EXERCISE DESCRIPTION
All the data should be repeated exactly. Any image in it is left out.

SUPPLIED MATERIAL
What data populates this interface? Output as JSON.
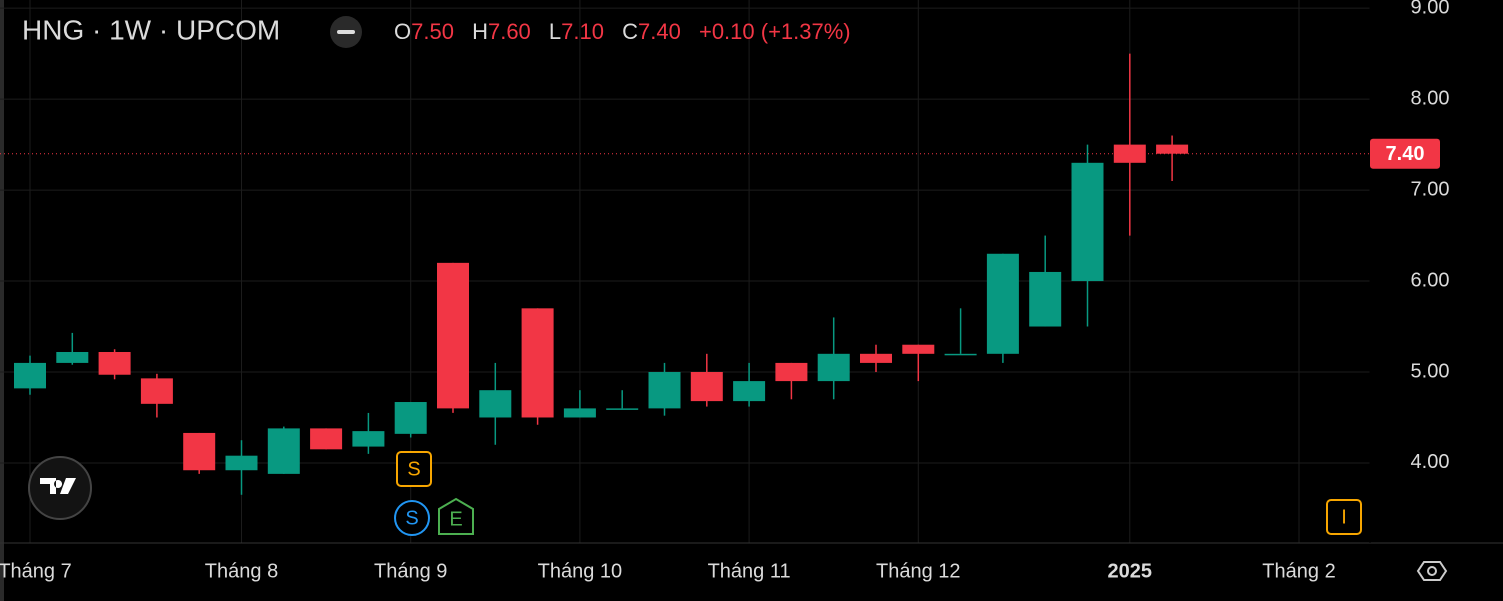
{
  "chart_data": {
    "type": "candlestick",
    "header": {
      "symbol": "HNG · 1W · UPCOM",
      "o_label": "O",
      "open": "7.50",
      "h_label": "H",
      "high": "7.60",
      "l_label": "L",
      "low": "7.10",
      "c_label": "C",
      "close": "7.40",
      "change": "+0.10 (+1.37%)"
    },
    "categories": [
      "Tháng 7",
      null,
      null,
      null,
      null,
      "Tháng 8",
      null,
      null,
      null,
      "Tháng 9",
      null,
      null,
      null,
      "Tháng 10",
      null,
      null,
      null,
      "Tháng 11",
      null,
      null,
      null,
      "Tháng 12",
      null,
      null,
      null,
      null,
      "2025",
      null
    ],
    "future_label": "Tháng 2",
    "open": [
      4.82,
      5.1,
      5.22,
      4.93,
      4.33,
      3.92,
      3.88,
      4.38,
      4.18,
      4.32,
      6.2,
      4.5,
      5.7,
      4.5,
      4.6,
      4.6,
      5.0,
      4.68,
      5.1,
      4.9,
      5.2,
      5.3,
      5.2,
      5.2,
      5.5,
      6.0,
      7.5,
      7.5
    ],
    "high": [
      5.18,
      5.43,
      5.25,
      4.98,
      4.33,
      4.25,
      4.4,
      4.38,
      4.55,
      4.67,
      6.2,
      5.1,
      5.7,
      4.8,
      4.8,
      5.1,
      5.2,
      5.1,
      5.1,
      5.6,
      5.3,
      5.3,
      5.7,
      6.3,
      6.5,
      7.5,
      8.5,
      7.6
    ],
    "low": [
      4.75,
      5.08,
      4.92,
      4.5,
      3.88,
      3.65,
      3.88,
      4.15,
      4.1,
      4.28,
      4.55,
      4.2,
      4.42,
      4.5,
      4.6,
      4.52,
      4.62,
      4.62,
      4.7,
      4.7,
      5.0,
      4.9,
      5.2,
      5.1,
      5.5,
      5.5,
      6.5,
      7.1
    ],
    "close": [
      5.1,
      5.22,
      4.97,
      4.65,
      3.92,
      4.08,
      4.38,
      4.15,
      4.35,
      4.67,
      4.6,
      4.8,
      4.5,
      4.6,
      4.6,
      5.0,
      4.68,
      4.9,
      4.9,
      5.2,
      5.1,
      5.2,
      5.2,
      6.3,
      6.1,
      7.3,
      7.3,
      7.4
    ],
    "up_color": "#089981",
    "down_color": "#f23645",
    "ylim": [
      3.12,
      9.09
    ],
    "yticks": [
      {
        "value": 4,
        "label": "4.00"
      },
      {
        "value": 5,
        "label": "5.00"
      },
      {
        "value": 6,
        "label": "6.00"
      },
      {
        "value": 7,
        "label": "7.00"
      },
      {
        "value": 8,
        "label": "8.00"
      },
      {
        "value": 9,
        "label": "9.00"
      }
    ],
    "last_price": {
      "value": 7.4,
      "label": "7.40"
    },
    "events": {
      "split": "S",
      "split2": "S",
      "earnings": "E",
      "info": "I"
    },
    "grid": true
  }
}
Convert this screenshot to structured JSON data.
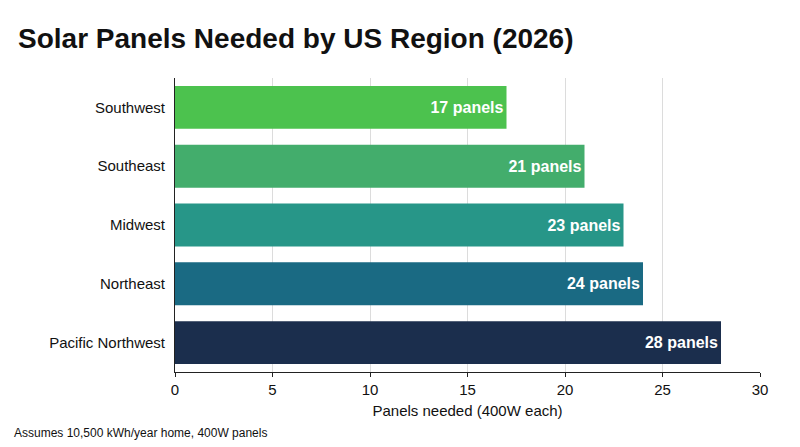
{
  "chart_data": {
    "type": "bar",
    "orientation": "horizontal",
    "title": "Solar Panels Needed by US Region (2026)",
    "x_label": "Panels needed (400W each)",
    "annotations": [
      "Assumes 10,500 kWh/year home, 400W panels"
    ],
    "categories": [
      "Southwest",
      "Southeast",
      "Midwest",
      "Northeast",
      "Pacific Northwest"
    ],
    "values": [
      17,
      21,
      23,
      24,
      28
    ],
    "value_labels": [
      "17 panels",
      "21 panels",
      "23 panels",
      "24 panels",
      "28 panels"
    ],
    "colors": [
      "#4cc24e",
      "#43ad6c",
      "#279688",
      "#1a6a83",
      "#1b2e4d"
    ],
    "xlim": [
      0,
      30
    ],
    "xticks": [
      0,
      5,
      10,
      15,
      20,
      25,
      30
    ],
    "data_labels": true,
    "grid": true
  }
}
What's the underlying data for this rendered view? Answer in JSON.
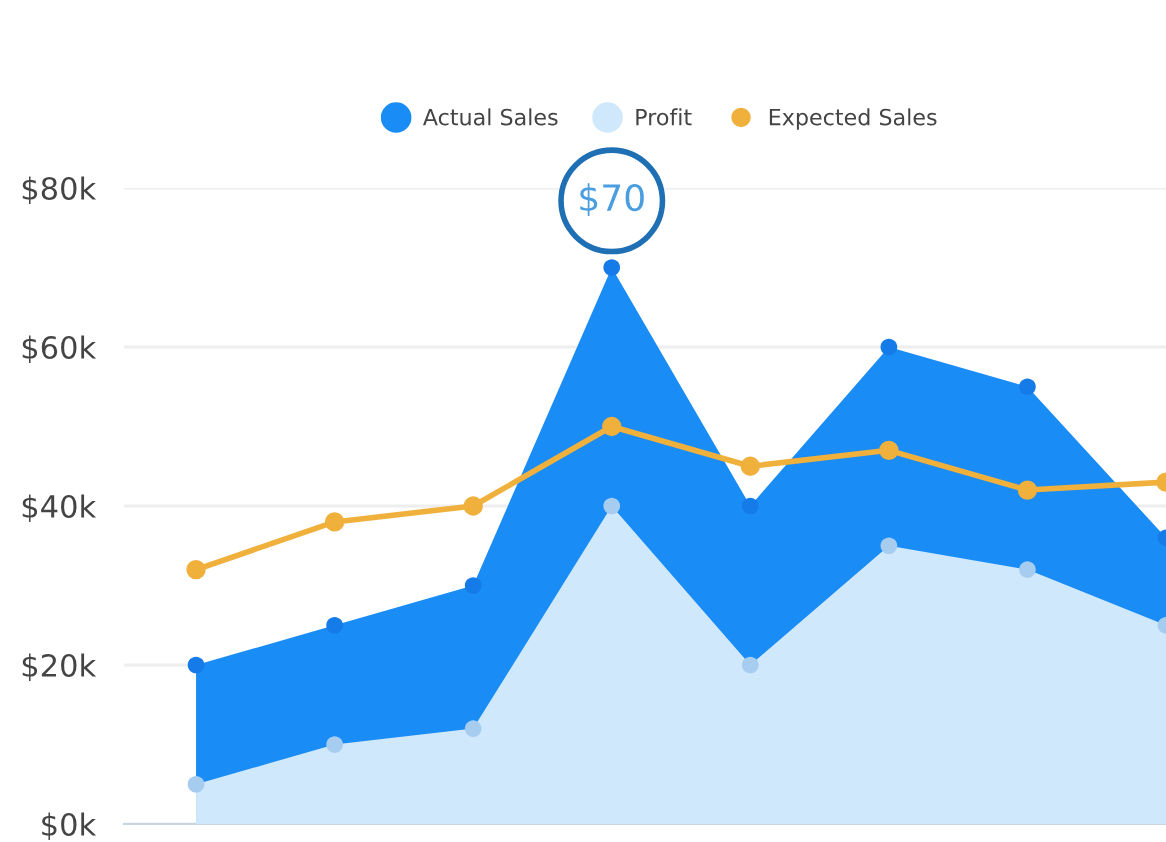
{
  "chart_data": {
    "type": "area",
    "categories": [
      null,
      null,
      null,
      null,
      null,
      null,
      null,
      null
    ],
    "series": [
      {
        "name": "Actual Sales",
        "color": "#1a8cf5",
        "values": [
          20000,
          25000,
          30000,
          70000,
          40000,
          60000,
          55000,
          36000
        ]
      },
      {
        "name": "Profit",
        "color": "#cfe8fc",
        "values": [
          5000,
          10000,
          12000,
          40000,
          20000,
          35000,
          32000,
          25000
        ]
      },
      {
        "name": "Expected Sales",
        "color": "#f0b03c",
        "type": "line",
        "values": [
          32000,
          38000,
          40000,
          50000,
          45000,
          47000,
          42000,
          43000
        ]
      }
    ],
    "ylim": [
      0,
      80000
    ],
    "yticks": [
      {
        "value": 0,
        "label": "$0k"
      },
      {
        "value": 20000,
        "label": "$20k"
      },
      {
        "value": 40000,
        "label": "$40k"
      },
      {
        "value": 60000,
        "label": "$60k"
      },
      {
        "value": 80000,
        "label": "$80k"
      }
    ],
    "annotations": [
      "$70"
    ],
    "grid": "y",
    "legend": "top right",
    "marker": "circle"
  }
}
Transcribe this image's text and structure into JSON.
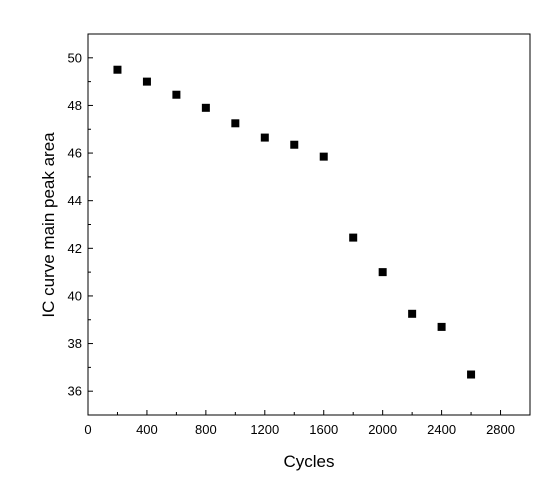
{
  "chart_data": {
    "type": "scatter",
    "title": "",
    "xlabel": "Cycles",
    "ylabel": "IC curve main peak area",
    "xlim": [
      0,
      3000
    ],
    "ylim": [
      35,
      51
    ],
    "xticks": [
      0,
      400,
      800,
      1200,
      1600,
      2000,
      2400,
      2800
    ],
    "yticks": [
      36,
      38,
      40,
      42,
      44,
      46,
      48,
      50
    ],
    "marker_color": "#000000",
    "marker": "square",
    "series": [
      {
        "x": [
          200,
          400,
          600,
          800,
          1000,
          1200,
          1400,
          1600,
          1800,
          2000,
          2200,
          2400,
          2600
        ],
        "y": [
          49.5,
          49.0,
          48.45,
          47.9,
          47.25,
          46.65,
          46.35,
          45.85,
          42.45,
          41.0,
          39.25,
          38.7,
          36.7
        ]
      }
    ]
  }
}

RESPONSE TO THE TASK
What data populates this interface? Output as JSON.
{
  "chart_data": {
    "type": "candlestick",
    "header": {
      "symbol": "HNG · 1W · UPCOM",
      "o_label": "O",
      "open": "7.50",
      "h_label": "H",
      "high": "7.60",
      "l_label": "L",
      "low": "7.10",
      "c_label": "C",
      "close": "7.40",
      "change": "+0.10 (+1.37%)"
    },
    "categories": [
      "Tháng 7",
      null,
      null,
      null,
      null,
      "Tháng 8",
      null,
      null,
      null,
      "Tháng 9",
      null,
      null,
      null,
      "Tháng 10",
      null,
      null,
      null,
      "Tháng 11",
      null,
      null,
      null,
      "Tháng 12",
      null,
      null,
      null,
      null,
      "2025",
      null
    ],
    "future_label": "Tháng 2",
    "open": [
      4.82,
      5.1,
      5.22,
      4.93,
      4.33,
      3.92,
      3.88,
      4.38,
      4.18,
      4.32,
      6.2,
      4.5,
      5.7,
      4.5,
      4.6,
      4.6,
      5.0,
      4.68,
      5.1,
      4.9,
      5.2,
      5.3,
      5.2,
      5.2,
      5.5,
      6.0,
      7.5,
      7.5
    ],
    "high": [
      5.18,
      5.43,
      5.25,
      4.98,
      4.33,
      4.25,
      4.4,
      4.38,
      4.55,
      4.67,
      6.2,
      5.1,
      5.7,
      4.8,
      4.8,
      5.1,
      5.2,
      5.1,
      5.1,
      5.6,
      5.3,
      5.3,
      5.7,
      6.3,
      6.5,
      7.5,
      8.5,
      7.6
    ],
    "low": [
      4.75,
      5.08,
      4.92,
      4.5,
      3.88,
      3.65,
      3.88,
      4.15,
      4.1,
      4.28,
      4.55,
      4.2,
      4.42,
      4.5,
      4.6,
      4.52,
      4.62,
      4.62,
      4.7,
      4.7,
      5.0,
      4.9,
      5.2,
      5.1,
      5.5,
      5.5,
      6.5,
      7.1
    ],
    "close": [
      5.1,
      5.22,
      4.97,
      4.65,
      3.92,
      4.08,
      4.38,
      4.15,
      4.35,
      4.67,
      4.6,
      4.8,
      4.5,
      4.6,
      4.6,
      5.0,
      4.68,
      4.9,
      4.9,
      5.2,
      5.1,
      5.2,
      5.2,
      6.3,
      6.1,
      7.3,
      7.3,
      7.4
    ],
    "up_color": "#089981",
    "down_color": "#f23645",
    "ylim": [
      3.12,
      9.09
    ],
    "yticks": [
      {
        "value": 4,
        "label": "4.00"
      },
      {
        "value": 5,
        "label": "5.00"
      },
      {
        "value": 6,
        "label": "6.00"
      },
      {
        "value": 7,
        "label": "7.00"
      },
      {
        "value": 8,
        "label": "8.00"
      },
      {
        "value": 9,
        "label": "9.00"
      }
    ],
    "last_price": {
      "value": 7.4,
      "label": "7.40"
    },
    "events": {
      "split": "S",
      "split2": "S",
      "earnings": "E",
      "info": "I"
    },
    "grid": true
  }
}
Convert this screenshot to structured JSON data.
{
  "chart_data": {
    "type": "bar",
    "orientation": "horizontal",
    "title": "Solar Panels Needed by US Region (2026)",
    "x_label": "Panels needed (400W each)",
    "annotations": [
      "Assumes 10,500 kWh/year home, 400W panels"
    ],
    "categories": [
      "Southwest",
      "Southeast",
      "Midwest",
      "Northeast",
      "Pacific Northwest"
    ],
    "values": [
      17,
      21,
      23,
      24,
      28
    ],
    "value_labels": [
      "17 panels",
      "21 panels",
      "23 panels",
      "24 panels",
      "28 panels"
    ],
    "colors": [
      "#4cc24e",
      "#43ad6c",
      "#279688",
      "#1a6a83",
      "#1b2e4d"
    ],
    "xlim": [
      0,
      30
    ],
    "xticks": [
      0,
      5,
      10,
      15,
      20,
      25,
      30
    ],
    "data_labels": true,
    "grid": true
  }
}
What's the underlying data for this rendered view? Answer in JSON.
{
  "chart_data": {
    "type": "area",
    "categories": [
      null,
      null,
      null,
      null,
      null,
      null,
      null,
      null
    ],
    "series": [
      {
        "name": "Actual Sales",
        "color": "#1a8cf5",
        "values": [
          20000,
          25000,
          30000,
          70000,
          40000,
          60000,
          55000,
          36000
        ]
      },
      {
        "name": "Profit",
        "color": "#cfe8fc",
        "values": [
          5000,
          10000,
          12000,
          40000,
          20000,
          35000,
          32000,
          25000
        ]
      },
      {
        "name": "Expected Sales",
        "color": "#f0b03c",
        "type": "line",
        "values": [
          32000,
          38000,
          40000,
          50000,
          45000,
          47000,
          42000,
          43000
        ]
      }
    ],
    "ylim": [
      0,
      80000
    ],
    "yticks": [
      {
        "value": 0,
        "label": "$0k"
      },
      {
        "value": 20000,
        "label": "$20k"
      },
      {
        "value": 40000,
        "label": "$40k"
      },
      {
        "value": 60000,
        "label": "$60k"
      },
      {
        "value": 80000,
        "label": "$80k"
      }
    ],
    "annotations": [
      "$70"
    ],
    "grid": "y",
    "legend": "top right",
    "marker": "circle"
  }
}
Transcribe this image's text and structure into JSON.
{
  "chart_data": {
    "type": "scatter",
    "title": "",
    "xlabel": "Cycles",
    "ylabel": "IC curve main peak area",
    "xlim": [
      0,
      3000
    ],
    "ylim": [
      35,
      51
    ],
    "xticks": [
      0,
      400,
      800,
      1200,
      1600,
      2000,
      2400,
      2800
    ],
    "yticks": [
      36,
      38,
      40,
      42,
      44,
      46,
      48,
      50
    ],
    "marker_color": "#000000",
    "marker": "square",
    "series": [
      {
        "x": [
          200,
          400,
          600,
          800,
          1000,
          1200,
          1400,
          1600,
          1800,
          2000,
          2200,
          2400,
          2600
        ],
        "y": [
          49.5,
          49.0,
          48.45,
          47.9,
          47.25,
          46.65,
          46.35,
          45.85,
          42.45,
          41.0,
          39.25,
          38.7,
          36.7
        ]
      }
    ]
  }
}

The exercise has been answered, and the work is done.